__DESCRIPTION OF THE TASK__:
Type out the complete listing below word for word, without its pictures.

__INPUT DATA__:
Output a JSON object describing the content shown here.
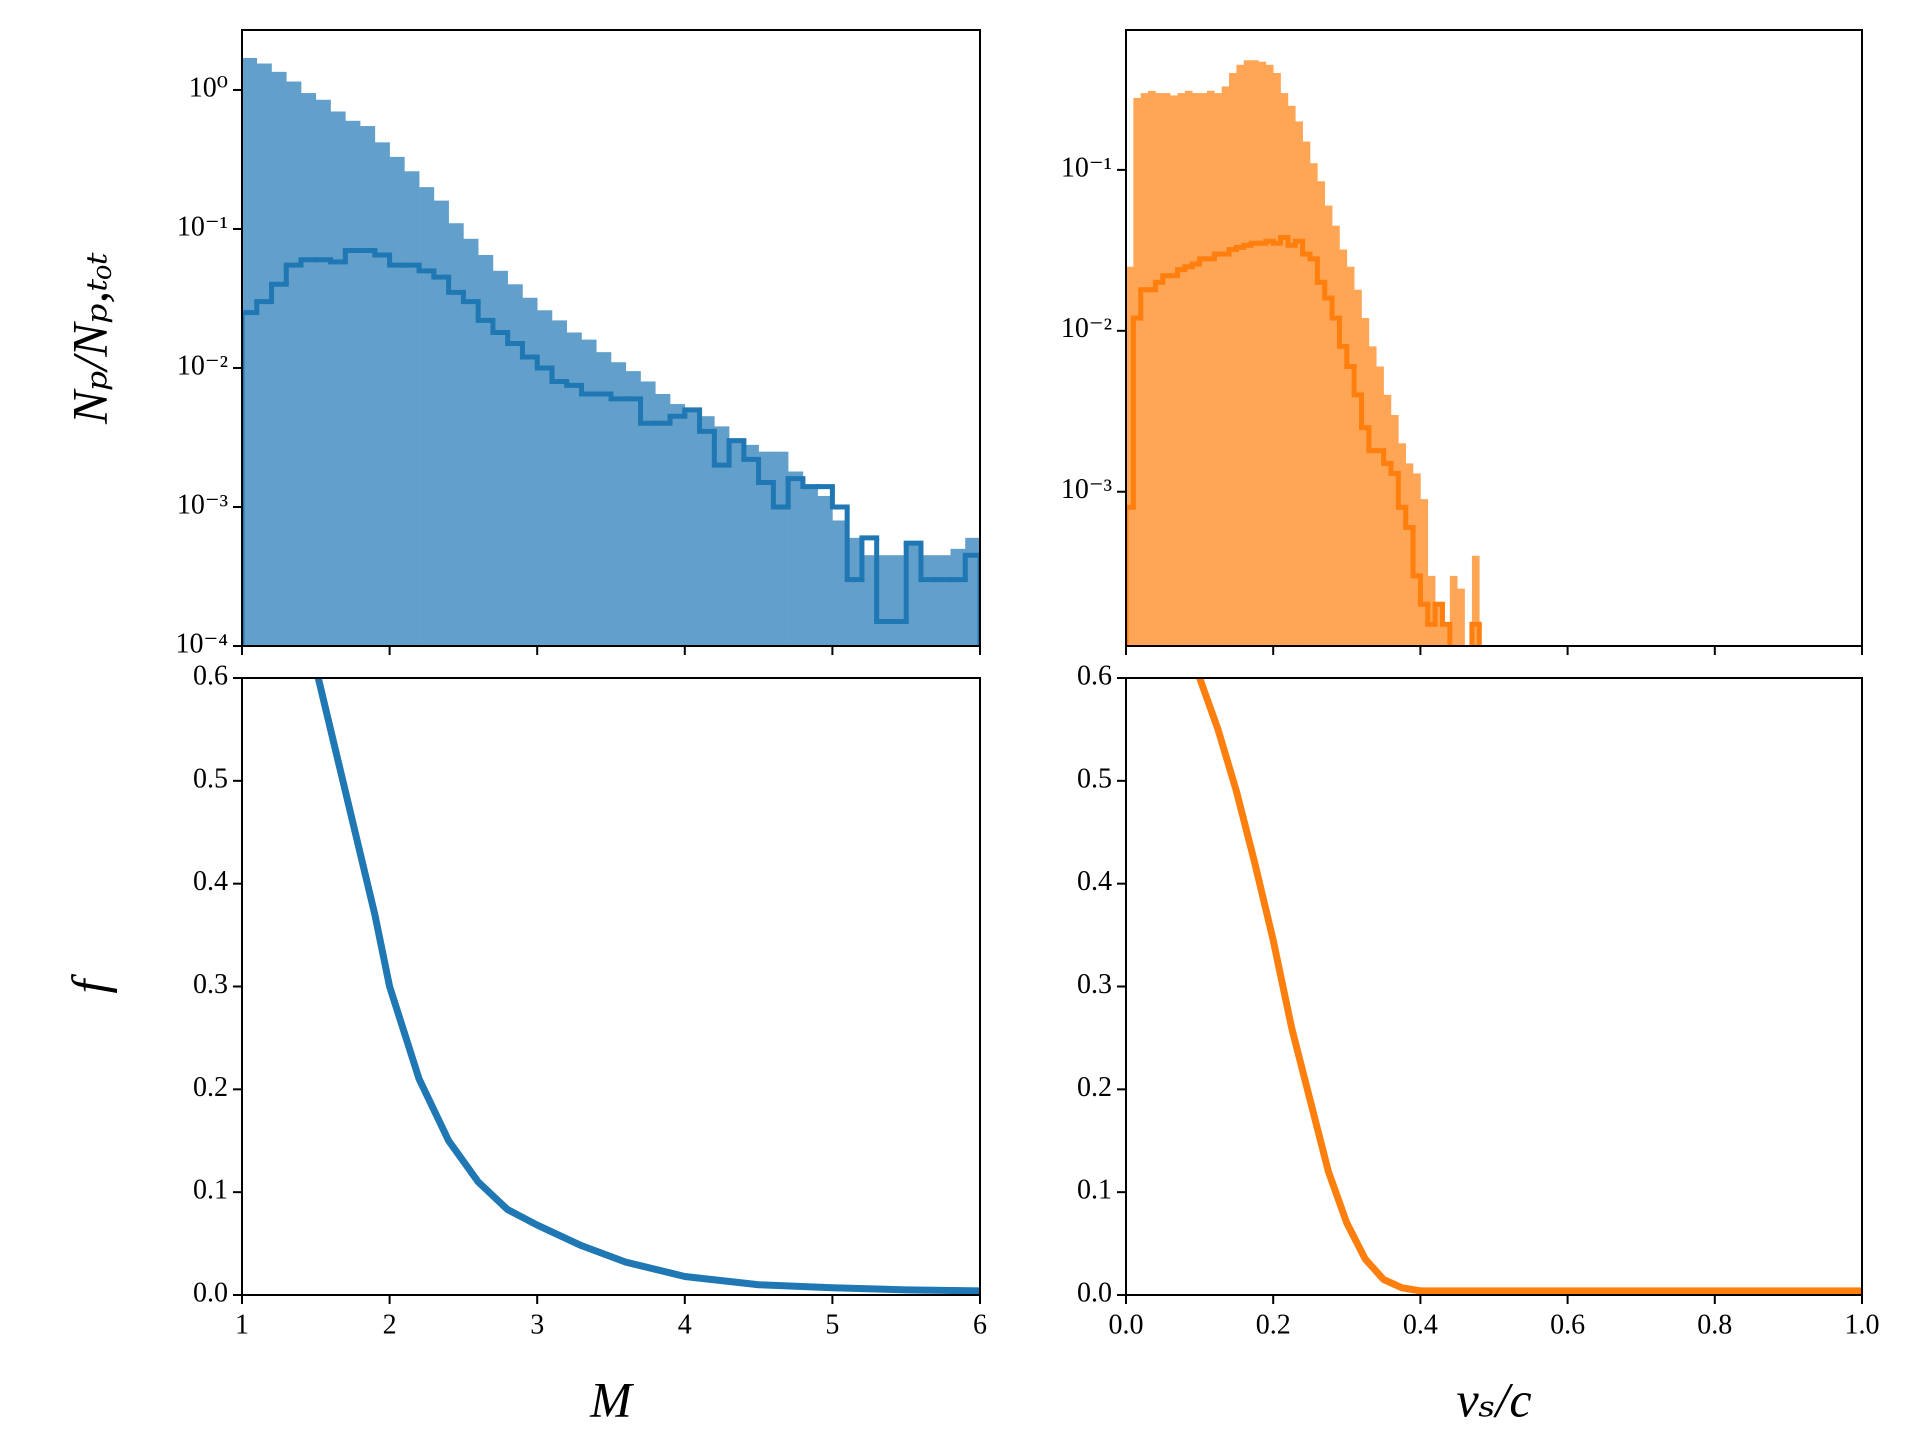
{
  "chart_data": [
    {
      "type": "histogram",
      "log_y": true,
      "ylabel": "Nₚ/Nₚ,ₜₒₜ",
      "xlim": [
        1,
        6
      ],
      "xticks": [
        1,
        2,
        3,
        4,
        5,
        6
      ],
      "ylim": [
        0.0001,
        2.7
      ],
      "yticks": [
        {
          "value": 0.0001,
          "label": "10⁻⁴"
        },
        {
          "value": 0.001,
          "label": "10⁻³"
        },
        {
          "value": 0.01,
          "label": "10⁻²"
        },
        {
          "value": 0.1,
          "label": "10⁻¹"
        },
        {
          "value": 1,
          "label": "10⁰"
        }
      ],
      "bins": [
        1,
        1.1,
        1.2,
        1.3,
        1.4,
        1.5,
        1.6,
        1.7,
        1.8,
        1.9,
        2,
        2.1,
        2.2,
        2.3,
        2.4,
        2.5,
        2.6,
        2.7,
        2.8,
        2.9,
        3,
        3.1,
        3.2,
        3.3,
        3.4,
        3.5,
        3.6,
        3.7,
        3.8,
        3.9,
        4,
        4.1,
        4.2,
        4.3,
        4.4,
        4.5,
        4.6,
        4.7,
        4.8,
        4.9,
        5,
        5.1,
        5.2,
        5.3,
        5.4,
        5.5,
        5.6,
        5.7,
        5.8,
        5.9,
        6
      ],
      "series": [
        {
          "style": "filled",
          "color": "#62a0cb",
          "values": [
            1.7,
            1.55,
            1.35,
            1.15,
            0.95,
            0.85,
            0.7,
            0.6,
            0.55,
            0.42,
            0.33,
            0.26,
            0.2,
            0.16,
            0.11,
            0.085,
            0.065,
            0.05,
            0.04,
            0.032,
            0.026,
            0.022,
            0.018,
            0.016,
            0.013,
            0.011,
            0.0095,
            0.008,
            0.0065,
            0.0055,
            0.005,
            0.0045,
            0.0038,
            0.003,
            0.0028,
            0.0025,
            0.0025,
            0.0018,
            0.0014,
            0.0012,
            0.0008,
            0.0006,
            0.00045,
            0.00045,
            0.00045,
            0.00055,
            0.00045,
            0.00045,
            0.0005,
            0.0006
          ]
        },
        {
          "style": "step",
          "color": "#1f77b4",
          "values": [
            0.025,
            0.03,
            0.04,
            0.055,
            0.06,
            0.06,
            0.058,
            0.07,
            0.07,
            0.065,
            0.055,
            0.055,
            0.05,
            0.045,
            0.035,
            0.03,
            0.022,
            0.018,
            0.015,
            0.012,
            0.01,
            0.008,
            0.0075,
            0.0065,
            0.0065,
            0.006,
            0.006,
            0.004,
            0.004,
            0.0045,
            0.005,
            0.0035,
            0.002,
            0.003,
            0.0022,
            0.0015,
            0.001,
            0.0016,
            0.0014,
            0.0014,
            0.001,
            0.0003,
            0.0006,
            0.00015,
            0.00015,
            0.00055,
            0.0003,
            0.0003,
            0.0003,
            0.00045
          ]
        }
      ]
    },
    {
      "type": "histogram",
      "log_y": true,
      "xlim": [
        0,
        1
      ],
      "xticks": [
        0,
        0.2,
        0.4,
        0.6,
        0.8,
        1
      ],
      "ylim": [
        0.00011,
        0.74
      ],
      "yticks": [
        {
          "value": 0.001,
          "label": "10⁻³"
        },
        {
          "value": 0.01,
          "label": "10⁻²"
        },
        {
          "value": 0.1,
          "label": "10⁻¹"
        }
      ],
      "bins": [
        0,
        0.01,
        0.02,
        0.03,
        0.04,
        0.05,
        0.06,
        0.07,
        0.08,
        0.09,
        0.1,
        0.11,
        0.12,
        0.13,
        0.14,
        0.15,
        0.16,
        0.17,
        0.18,
        0.19,
        0.2,
        0.21,
        0.22,
        0.23,
        0.24,
        0.25,
        0.26,
        0.27,
        0.28,
        0.29,
        0.3,
        0.31,
        0.32,
        0.33,
        0.34,
        0.35,
        0.36,
        0.37,
        0.38,
        0.39,
        0.4,
        0.41,
        0.42,
        0.43,
        0.44,
        0.45,
        0.46,
        0.47,
        0.48
      ],
      "series": [
        {
          "style": "filled",
          "color": "#ffa556",
          "values": [
            0.025,
            0.28,
            0.3,
            0.31,
            0.3,
            0.3,
            0.29,
            0.3,
            0.31,
            0.3,
            0.3,
            0.31,
            0.3,
            0.33,
            0.4,
            0.45,
            0.48,
            0.48,
            0.47,
            0.45,
            0.4,
            0.3,
            0.25,
            0.2,
            0.15,
            0.11,
            0.085,
            0.06,
            0.045,
            0.032,
            0.025,
            0.018,
            0.012,
            0.008,
            0.006,
            0.004,
            0.003,
            0.002,
            0.0015,
            0.0013,
            0.0009,
            0.0003,
            0.0002,
            0.00015,
            0.0003,
            0.00025,
            0,
            0.0004
          ]
        },
        {
          "style": "step",
          "color": "#ff7f0e",
          "values": [
            0.0008,
            0.012,
            0.018,
            0.018,
            0.02,
            0.022,
            0.022,
            0.024,
            0.025,
            0.026,
            0.028,
            0.028,
            0.03,
            0.03,
            0.032,
            0.033,
            0.034,
            0.035,
            0.035,
            0.036,
            0.035,
            0.038,
            0.034,
            0.036,
            0.03,
            0.028,
            0.02,
            0.016,
            0.012,
            0.008,
            0.006,
            0.004,
            0.0025,
            0.0018,
            0.0018,
            0.0015,
            0.0013,
            0.0008,
            0.0006,
            0.0003,
            0.0002,
            0.00015,
            0.0002,
            0.00015,
            0,
            0,
            0,
            0.00015
          ]
        }
      ]
    },
    {
      "type": "line",
      "xlabel": "M",
      "ylabel": "f",
      "xlim": [
        1,
        6
      ],
      "xticks": [
        1,
        2,
        3,
        4,
        5,
        6
      ],
      "ylim": [
        0,
        0.6
      ],
      "yticks": [
        {
          "value": 0,
          "label": "0.0"
        },
        0.1,
        0.2,
        0.3,
        0.4,
        0.5,
        0.6
      ],
      "x": [
        1.5,
        1.6,
        1.7,
        1.8,
        1.9,
        2,
        2.2,
        2.4,
        2.6,
        2.8,
        3,
        3.3,
        3.6,
        4,
        4.5,
        5,
        5.5,
        6
      ],
      "series": [
        {
          "color": "#1f77b4",
          "values": [
            0.61,
            0.55,
            0.49,
            0.43,
            0.37,
            0.3,
            0.21,
            0.15,
            0.11,
            0.083,
            0.068,
            0.048,
            0.032,
            0.018,
            0.01,
            0.007,
            0.005,
            0.004
          ]
        }
      ]
    },
    {
      "type": "line",
      "xlabel": "vₛ/c",
      "xlim": [
        0,
        1
      ],
      "xticks": [
        {
          "value": 0,
          "label": "0.0"
        },
        0.2,
        0.4,
        0.6,
        0.8,
        {
          "value": 1,
          "label": "1.0"
        }
      ],
      "ylim": [
        0,
        0.6
      ],
      "yticks": [
        {
          "value": 0,
          "label": "0.0"
        },
        0.1,
        0.2,
        0.3,
        0.4,
        0.5,
        0.6
      ],
      "x": [
        0.1,
        0.125,
        0.15,
        0.175,
        0.2,
        0.225,
        0.25,
        0.275,
        0.3,
        0.325,
        0.35,
        0.375,
        0.4,
        0.5,
        1
      ],
      "series": [
        {
          "color": "#ff7f0e",
          "values": [
            0.6,
            0.55,
            0.49,
            0.42,
            0.345,
            0.26,
            0.19,
            0.12,
            0.07,
            0.035,
            0.015,
            0.007,
            0.004,
            0.004,
            0.004
          ]
        }
      ]
    }
  ]
}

__ANSWER TO THE EXERCISE__:
Output a JSON object describing the content shown here.
{
  "chart_data": [
    {
      "type": "histogram",
      "log_y": true,
      "ylabel": "Nₚ/Nₚ,ₜₒₜ",
      "xlim": [
        1,
        6
      ],
      "xticks": [
        1,
        2,
        3,
        4,
        5,
        6
      ],
      "ylim": [
        0.0001,
        2.7
      ],
      "yticks": [
        {
          "value": 0.0001,
          "label": "10⁻⁴"
        },
        {
          "value": 0.001,
          "label": "10⁻³"
        },
        {
          "value": 0.01,
          "label": "10⁻²"
        },
        {
          "value": 0.1,
          "label": "10⁻¹"
        },
        {
          "value": 1,
          "label": "10⁰"
        }
      ],
      "bins": [
        1,
        1.1,
        1.2,
        1.3,
        1.4,
        1.5,
        1.6,
        1.7,
        1.8,
        1.9,
        2,
        2.1,
        2.2,
        2.3,
        2.4,
        2.5,
        2.6,
        2.7,
        2.8,
        2.9,
        3,
        3.1,
        3.2,
        3.3,
        3.4,
        3.5,
        3.6,
        3.7,
        3.8,
        3.9,
        4,
        4.1,
        4.2,
        4.3,
        4.4,
        4.5,
        4.6,
        4.7,
        4.8,
        4.9,
        5,
        5.1,
        5.2,
        5.3,
        5.4,
        5.5,
        5.6,
        5.7,
        5.8,
        5.9,
        6
      ],
      "series": [
        {
          "style": "filled",
          "color": "#62a0cb",
          "values": [
            1.7,
            1.55,
            1.35,
            1.15,
            0.95,
            0.85,
            0.7,
            0.6,
            0.55,
            0.42,
            0.33,
            0.26,
            0.2,
            0.16,
            0.11,
            0.085,
            0.065,
            0.05,
            0.04,
            0.032,
            0.026,
            0.022,
            0.018,
            0.016,
            0.013,
            0.011,
            0.0095,
            0.008,
            0.0065,
            0.0055,
            0.005,
            0.0045,
            0.0038,
            0.003,
            0.0028,
            0.0025,
            0.0025,
            0.0018,
            0.0014,
            0.0012,
            0.0008,
            0.0006,
            0.00045,
            0.00045,
            0.00045,
            0.00055,
            0.00045,
            0.00045,
            0.0005,
            0.0006
          ]
        },
        {
          "style": "step",
          "color": "#1f77b4",
          "values": [
            0.025,
            0.03,
            0.04,
            0.055,
            0.06,
            0.06,
            0.058,
            0.07,
            0.07,
            0.065,
            0.055,
            0.055,
            0.05,
            0.045,
            0.035,
            0.03,
            0.022,
            0.018,
            0.015,
            0.012,
            0.01,
            0.008,
            0.0075,
            0.0065,
            0.0065,
            0.006,
            0.006,
            0.004,
            0.004,
            0.0045,
            0.005,
            0.0035,
            0.002,
            0.003,
            0.0022,
            0.0015,
            0.001,
            0.0016,
            0.0014,
            0.0014,
            0.001,
            0.0003,
            0.0006,
            0.00015,
            0.00015,
            0.00055,
            0.0003,
            0.0003,
            0.0003,
            0.00045
          ]
        }
      ]
    },
    {
      "type": "histogram",
      "log_y": true,
      "xlim": [
        0,
        1
      ],
      "xticks": [
        0,
        0.2,
        0.4,
        0.6,
        0.8,
        1
      ],
      "ylim": [
        0.00011,
        0.74
      ],
      "yticks": [
        {
          "value": 0.001,
          "label": "10⁻³"
        },
        {
          "value": 0.01,
          "label": "10⁻²"
        },
        {
          "value": 0.1,
          "label": "10⁻¹"
        }
      ],
      "bins": [
        0,
        0.01,
        0.02,
        0.03,
        0.04,
        0.05,
        0.06,
        0.07,
        0.08,
        0.09,
        0.1,
        0.11,
        0.12,
        0.13,
        0.14,
        0.15,
        0.16,
        0.17,
        0.18,
        0.19,
        0.2,
        0.21,
        0.22,
        0.23,
        0.24,
        0.25,
        0.26,
        0.27,
        0.28,
        0.29,
        0.3,
        0.31,
        0.32,
        0.33,
        0.34,
        0.35,
        0.36,
        0.37,
        0.38,
        0.39,
        0.4,
        0.41,
        0.42,
        0.43,
        0.44,
        0.45,
        0.46,
        0.47,
        0.48
      ],
      "series": [
        {
          "style": "filled",
          "color": "#ffa556",
          "values": [
            0.025,
            0.28,
            0.3,
            0.31,
            0.3,
            0.3,
            0.29,
            0.3,
            0.31,
            0.3,
            0.3,
            0.31,
            0.3,
            0.33,
            0.4,
            0.45,
            0.48,
            0.48,
            0.47,
            0.45,
            0.4,
            0.3,
            0.25,
            0.2,
            0.15,
            0.11,
            0.085,
            0.06,
            0.045,
            0.032,
            0.025,
            0.018,
            0.012,
            0.008,
            0.006,
            0.004,
            0.003,
            0.002,
            0.0015,
            0.0013,
            0.0009,
            0.0003,
            0.0002,
            0.00015,
            0.0003,
            0.00025,
            0,
            0.0004
          ]
        },
        {
          "style": "step",
          "color": "#ff7f0e",
          "values": [
            0.0008,
            0.012,
            0.018,
            0.018,
            0.02,
            0.022,
            0.022,
            0.024,
            0.025,
            0.026,
            0.028,
            0.028,
            0.03,
            0.03,
            0.032,
            0.033,
            0.034,
            0.035,
            0.035,
            0.036,
            0.035,
            0.038,
            0.034,
            0.036,
            0.03,
            0.028,
            0.02,
            0.016,
            0.012,
            0.008,
            0.006,
            0.004,
            0.0025,
            0.0018,
            0.0018,
            0.0015,
            0.0013,
            0.0008,
            0.0006,
            0.0003,
            0.0002,
            0.00015,
            0.0002,
            0.00015,
            0,
            0,
            0,
            0.00015
          ]
        }
      ]
    },
    {
      "type": "line",
      "xlabel": "M",
      "ylabel": "f",
      "xlim": [
        1,
        6
      ],
      "xticks": [
        1,
        2,
        3,
        4,
        5,
        6
      ],
      "ylim": [
        0,
        0.6
      ],
      "yticks": [
        {
          "value": 0,
          "label": "0.0"
        },
        0.1,
        0.2,
        0.3,
        0.4,
        0.5,
        0.6
      ],
      "x": [
        1.5,
        1.6,
        1.7,
        1.8,
        1.9,
        2,
        2.2,
        2.4,
        2.6,
        2.8,
        3,
        3.3,
        3.6,
        4,
        4.5,
        5,
        5.5,
        6
      ],
      "series": [
        {
          "color": "#1f77b4",
          "values": [
            0.61,
            0.55,
            0.49,
            0.43,
            0.37,
            0.3,
            0.21,
            0.15,
            0.11,
            0.083,
            0.068,
            0.048,
            0.032,
            0.018,
            0.01,
            0.007,
            0.005,
            0.004
          ]
        }
      ]
    },
    {
      "type": "line",
      "xlabel": "vₛ/c",
      "xlim": [
        0,
        1
      ],
      "xticks": [
        {
          "value": 0,
          "label": "0.0"
        },
        0.2,
        0.4,
        0.6,
        0.8,
        {
          "value": 1,
          "label": "1.0"
        }
      ],
      "ylim": [
        0,
        0.6
      ],
      "yticks": [
        {
          "value": 0,
          "label": "0.0"
        },
        0.1,
        0.2,
        0.3,
        0.4,
        0.5,
        0.6
      ],
      "x": [
        0.1,
        0.125,
        0.15,
        0.175,
        0.2,
        0.225,
        0.25,
        0.275,
        0.3,
        0.325,
        0.35,
        0.375,
        0.4,
        0.5,
        1
      ],
      "series": [
        {
          "color": "#ff7f0e",
          "values": [
            0.6,
            0.55,
            0.49,
            0.42,
            0.345,
            0.26,
            0.19,
            0.12,
            0.07,
            0.035,
            0.015,
            0.007,
            0.004,
            0.004,
            0.004
          ]
        }
      ]
    }
  ]
}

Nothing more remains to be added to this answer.